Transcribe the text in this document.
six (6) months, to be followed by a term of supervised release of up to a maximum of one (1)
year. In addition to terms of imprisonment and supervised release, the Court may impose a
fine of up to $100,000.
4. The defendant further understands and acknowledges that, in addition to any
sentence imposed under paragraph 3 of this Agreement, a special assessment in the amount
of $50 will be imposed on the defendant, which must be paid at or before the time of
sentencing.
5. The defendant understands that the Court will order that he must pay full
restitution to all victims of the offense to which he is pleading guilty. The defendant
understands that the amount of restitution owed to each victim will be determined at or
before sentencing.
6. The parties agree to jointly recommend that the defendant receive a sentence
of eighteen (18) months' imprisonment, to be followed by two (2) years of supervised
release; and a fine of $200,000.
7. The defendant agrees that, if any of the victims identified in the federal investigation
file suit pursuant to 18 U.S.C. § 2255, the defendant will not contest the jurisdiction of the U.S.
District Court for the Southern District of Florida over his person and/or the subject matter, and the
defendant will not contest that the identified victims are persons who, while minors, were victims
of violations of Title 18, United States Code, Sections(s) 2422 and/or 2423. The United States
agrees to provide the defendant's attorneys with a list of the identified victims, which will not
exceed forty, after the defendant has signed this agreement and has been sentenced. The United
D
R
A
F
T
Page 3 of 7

=-=-=

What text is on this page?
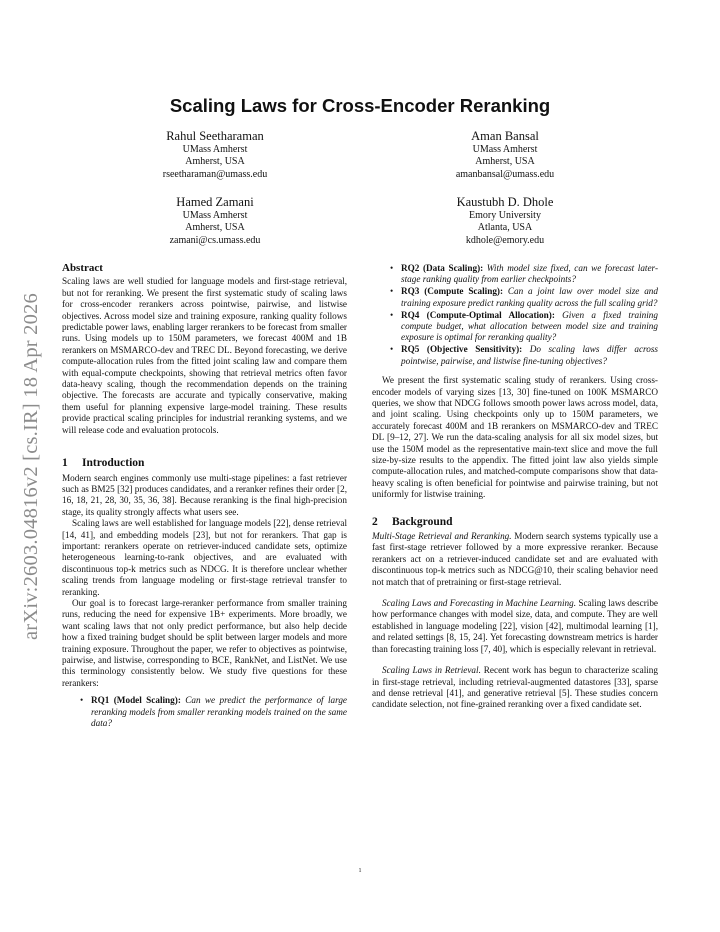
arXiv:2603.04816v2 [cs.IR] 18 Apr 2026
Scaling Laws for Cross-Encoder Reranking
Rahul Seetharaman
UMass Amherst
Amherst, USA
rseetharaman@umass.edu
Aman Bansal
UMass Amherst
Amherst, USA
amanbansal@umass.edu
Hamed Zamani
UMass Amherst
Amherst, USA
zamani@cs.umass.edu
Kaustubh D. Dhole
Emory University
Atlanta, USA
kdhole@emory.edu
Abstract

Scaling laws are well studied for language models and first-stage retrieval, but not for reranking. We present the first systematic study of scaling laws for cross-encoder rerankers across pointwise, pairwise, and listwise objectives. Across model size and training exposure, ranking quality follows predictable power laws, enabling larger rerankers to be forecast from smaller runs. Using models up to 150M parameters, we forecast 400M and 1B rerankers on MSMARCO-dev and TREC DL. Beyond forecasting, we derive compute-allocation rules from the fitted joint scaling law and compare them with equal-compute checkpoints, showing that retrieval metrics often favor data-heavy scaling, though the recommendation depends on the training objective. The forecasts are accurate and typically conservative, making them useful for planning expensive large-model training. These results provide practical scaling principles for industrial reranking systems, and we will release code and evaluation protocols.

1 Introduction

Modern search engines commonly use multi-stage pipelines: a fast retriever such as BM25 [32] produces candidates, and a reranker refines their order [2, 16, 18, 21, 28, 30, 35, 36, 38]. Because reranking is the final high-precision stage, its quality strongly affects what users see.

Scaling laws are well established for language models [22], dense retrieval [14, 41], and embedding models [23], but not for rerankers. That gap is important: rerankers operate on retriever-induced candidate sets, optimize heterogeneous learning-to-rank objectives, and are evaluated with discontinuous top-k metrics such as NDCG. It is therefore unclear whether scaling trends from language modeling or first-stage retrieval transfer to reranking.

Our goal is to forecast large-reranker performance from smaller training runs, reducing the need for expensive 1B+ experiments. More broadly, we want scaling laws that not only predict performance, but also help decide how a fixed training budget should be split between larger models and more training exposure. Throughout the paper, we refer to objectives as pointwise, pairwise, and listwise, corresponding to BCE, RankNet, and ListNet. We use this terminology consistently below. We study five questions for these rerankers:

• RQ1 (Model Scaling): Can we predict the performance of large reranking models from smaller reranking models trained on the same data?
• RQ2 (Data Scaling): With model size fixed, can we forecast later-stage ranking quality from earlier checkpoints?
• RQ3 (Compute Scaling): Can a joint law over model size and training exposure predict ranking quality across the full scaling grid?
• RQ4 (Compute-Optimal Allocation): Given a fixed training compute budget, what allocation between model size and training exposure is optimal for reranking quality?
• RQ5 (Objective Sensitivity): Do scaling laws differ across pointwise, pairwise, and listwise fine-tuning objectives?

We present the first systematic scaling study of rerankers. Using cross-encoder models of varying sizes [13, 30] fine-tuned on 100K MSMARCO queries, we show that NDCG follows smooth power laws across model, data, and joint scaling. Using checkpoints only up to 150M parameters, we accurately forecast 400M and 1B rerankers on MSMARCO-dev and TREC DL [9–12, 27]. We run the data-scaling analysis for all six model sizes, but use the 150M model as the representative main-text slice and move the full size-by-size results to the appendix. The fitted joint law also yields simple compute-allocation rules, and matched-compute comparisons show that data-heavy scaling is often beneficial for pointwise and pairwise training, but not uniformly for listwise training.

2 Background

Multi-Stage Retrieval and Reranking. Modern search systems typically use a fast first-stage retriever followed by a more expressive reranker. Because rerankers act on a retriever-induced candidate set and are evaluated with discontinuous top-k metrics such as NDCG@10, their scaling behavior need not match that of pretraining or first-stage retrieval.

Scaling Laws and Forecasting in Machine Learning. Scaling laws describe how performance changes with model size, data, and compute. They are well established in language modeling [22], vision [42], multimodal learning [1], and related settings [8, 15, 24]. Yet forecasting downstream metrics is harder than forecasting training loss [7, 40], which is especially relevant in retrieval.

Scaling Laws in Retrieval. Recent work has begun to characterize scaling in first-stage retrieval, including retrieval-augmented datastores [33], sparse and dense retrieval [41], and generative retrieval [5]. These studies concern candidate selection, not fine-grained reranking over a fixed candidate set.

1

=-=-=

- _Aim_:
Pull out each line of the entries that contains "dense".

- _Correct result_:
Scaling laws are well established for language models [22], dense retrieval [14, 41], and embedding models [23], but not for rerankers. That gap is important: rerankers operate on retriever-induced candidate sets, optimize heterogeneous learning-to-rank objectives, and are evaluated with discontinuous top-k metrics such as NDCG. It is therefore unclear whether scaling trends from language modeling or first-stage retrieval transfer to reranking.
Scaling Laws in Retrieval. Recent work has begun to characterize scaling in first-stage retrieval, including retrieval-augmented datastores [33], sparse and dense retrieval [41], and generative retrieval [5]. These studies concern candidate selection, not fine-grained reranking over a fixed candidate set.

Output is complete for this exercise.